TASK TO CARRY OUT:
Count, in the entries below, the lines in which "value" occurs. Give the number, nothing more.

LISTED RECORDS:

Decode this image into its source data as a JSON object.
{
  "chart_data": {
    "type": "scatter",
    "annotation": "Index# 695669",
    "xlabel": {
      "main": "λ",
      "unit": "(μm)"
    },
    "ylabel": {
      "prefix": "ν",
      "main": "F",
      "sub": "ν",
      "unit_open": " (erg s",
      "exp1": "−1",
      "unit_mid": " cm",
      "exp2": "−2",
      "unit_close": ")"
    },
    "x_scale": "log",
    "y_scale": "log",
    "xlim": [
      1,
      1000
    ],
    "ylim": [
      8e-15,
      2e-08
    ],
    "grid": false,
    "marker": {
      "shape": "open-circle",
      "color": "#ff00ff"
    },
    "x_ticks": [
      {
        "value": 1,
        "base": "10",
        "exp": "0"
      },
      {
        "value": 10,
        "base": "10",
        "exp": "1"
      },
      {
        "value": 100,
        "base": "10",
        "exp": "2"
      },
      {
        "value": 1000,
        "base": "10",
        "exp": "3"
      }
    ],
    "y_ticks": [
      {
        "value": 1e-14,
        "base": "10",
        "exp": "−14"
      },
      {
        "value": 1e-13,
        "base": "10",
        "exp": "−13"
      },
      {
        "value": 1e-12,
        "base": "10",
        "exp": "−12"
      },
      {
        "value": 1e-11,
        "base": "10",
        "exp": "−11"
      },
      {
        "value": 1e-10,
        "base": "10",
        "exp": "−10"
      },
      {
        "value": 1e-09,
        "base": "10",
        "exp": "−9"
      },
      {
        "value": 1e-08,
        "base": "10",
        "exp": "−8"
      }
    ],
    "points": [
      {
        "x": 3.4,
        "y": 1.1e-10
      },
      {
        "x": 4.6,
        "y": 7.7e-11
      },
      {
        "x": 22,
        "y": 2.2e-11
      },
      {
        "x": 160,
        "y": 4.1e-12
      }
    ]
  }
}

IN RESPONSE:
11